### The input

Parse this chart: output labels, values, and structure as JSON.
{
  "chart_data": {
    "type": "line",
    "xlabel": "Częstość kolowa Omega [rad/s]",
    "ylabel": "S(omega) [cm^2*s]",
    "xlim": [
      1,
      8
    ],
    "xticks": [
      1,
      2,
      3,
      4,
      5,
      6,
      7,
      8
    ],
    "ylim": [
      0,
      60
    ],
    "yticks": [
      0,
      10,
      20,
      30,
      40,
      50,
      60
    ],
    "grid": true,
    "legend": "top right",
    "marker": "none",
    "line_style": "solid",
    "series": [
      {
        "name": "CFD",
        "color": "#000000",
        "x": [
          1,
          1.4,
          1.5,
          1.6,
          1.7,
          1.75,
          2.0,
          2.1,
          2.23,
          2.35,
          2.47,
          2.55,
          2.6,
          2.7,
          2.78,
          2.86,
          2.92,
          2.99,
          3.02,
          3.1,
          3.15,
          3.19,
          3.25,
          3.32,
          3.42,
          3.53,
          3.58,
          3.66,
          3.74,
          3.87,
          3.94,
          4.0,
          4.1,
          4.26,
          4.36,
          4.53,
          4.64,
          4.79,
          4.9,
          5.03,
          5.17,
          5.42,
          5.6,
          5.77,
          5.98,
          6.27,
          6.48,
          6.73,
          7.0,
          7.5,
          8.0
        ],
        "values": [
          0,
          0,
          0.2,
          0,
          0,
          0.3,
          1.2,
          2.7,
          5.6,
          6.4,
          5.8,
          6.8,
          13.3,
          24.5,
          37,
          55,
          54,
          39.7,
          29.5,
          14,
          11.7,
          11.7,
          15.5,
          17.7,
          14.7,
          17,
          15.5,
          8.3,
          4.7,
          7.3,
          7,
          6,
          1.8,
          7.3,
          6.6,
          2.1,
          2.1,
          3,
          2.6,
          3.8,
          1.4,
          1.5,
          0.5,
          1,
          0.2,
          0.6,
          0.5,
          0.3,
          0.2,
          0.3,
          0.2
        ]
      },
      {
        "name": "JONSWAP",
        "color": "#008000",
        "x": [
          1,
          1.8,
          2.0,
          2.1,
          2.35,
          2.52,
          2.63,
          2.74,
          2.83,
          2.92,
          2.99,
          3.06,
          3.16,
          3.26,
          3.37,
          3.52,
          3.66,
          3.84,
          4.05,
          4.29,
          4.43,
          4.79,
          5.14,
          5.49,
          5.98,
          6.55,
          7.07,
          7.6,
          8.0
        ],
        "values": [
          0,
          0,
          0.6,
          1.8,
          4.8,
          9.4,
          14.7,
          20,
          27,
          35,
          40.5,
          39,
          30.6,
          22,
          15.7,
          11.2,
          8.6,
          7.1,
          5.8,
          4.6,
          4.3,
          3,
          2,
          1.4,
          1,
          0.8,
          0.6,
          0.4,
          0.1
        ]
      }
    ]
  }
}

### Exercise requirements
Reproduce each line of the material above precisely.

### Expected answer
Parse this chart: output labels, values, and structure as JSON.
{
  "chart_data": {
    "type": "line",
    "xlabel": "Częstość kolowa Omega [rad/s]",
    "ylabel": "S(omega) [cm^2*s]",
    "xlim": [
      1,
      8
    ],
    "xticks": [
      1,
      2,
      3,
      4,
      5,
      6,
      7,
      8
    ],
    "ylim": [
      0,
      60
    ],
    "yticks": [
      0,
      10,
      20,
      30,
      40,
      50,
      60
    ],
    "grid": true,
    "legend": "top right",
    "marker": "none",
    "line_style": "solid",
    "series": [
      {
        "name": "CFD",
        "color": "#000000",
        "x": [
          1,
          1.4,
          1.5,
          1.6,
          1.7,
          1.75,
          2.0,
          2.1,
          2.23,
          2.35,
          2.47,
          2.55,
          2.6,
          2.7,
          2.78,
          2.86,
          2.92,
          2.99,
          3.02,
          3.1,
          3.15,
          3.19,
          3.25,
          3.32,
          3.42,
          3.53,
          3.58,
          3.66,
          3.74,
          3.87,
          3.94,
          4.0,
          4.1,
          4.26,
          4.36,
          4.53,
          4.64,
          4.79,
          4.9,
          5.03,
          5.17,
          5.42,
          5.6,
          5.77,
          5.98,
          6.27,
          6.48,
          6.73,
          7.0,
          7.5,
          8.0
        ],
        "values": [
          0,
          0,
          0.2,
          0,
          0,
          0.3,
          1.2,
          2.7,
          5.6,
          6.4,
          5.8,
          6.8,
          13.3,
          24.5,
          37,
          55,
          54,
          39.7,
          29.5,
          14,
          11.7,
          11.7,
          15.5,
          17.7,
          14.7,
          17,
          15.5,
          8.3,
          4.7,
          7.3,
          7,
          6,
          1.8,
          7.3,
          6.6,
          2.1,
          2.1,
          3,
          2.6,
          3.8,
          1.4,
          1.5,
          0.5,
          1,
          0.2,
          0.6,
          0.5,
          0.3,
          0.2,
          0.3,
          0.2
        ]
      },
      {
        "name": "JONSWAP",
        "color": "#008000",
        "x": [
          1,
          1.8,
          2.0,
          2.1,
          2.35,
          2.52,
          2.63,
          2.74,
          2.83,
          2.92,
          2.99,
          3.06,
          3.16,
          3.26,
          3.37,
          3.52,
          3.66,
          3.84,
          4.05,
          4.29,
          4.43,
          4.79,
          5.14,
          5.49,
          5.98,
          6.55,
          7.07,
          7.6,
          8.0
        ],
        "values": [
          0,
          0,
          0.6,
          1.8,
          4.8,
          9.4,
          14.7,
          20,
          27,
          35,
          40.5,
          39,
          30.6,
          22,
          15.7,
          11.2,
          8.6,
          7.1,
          5.8,
          4.6,
          4.3,
          3,
          2,
          1.4,
          1,
          0.8,
          0.6,
          0.4,
          0.1
        ]
      }
    ]
  }
}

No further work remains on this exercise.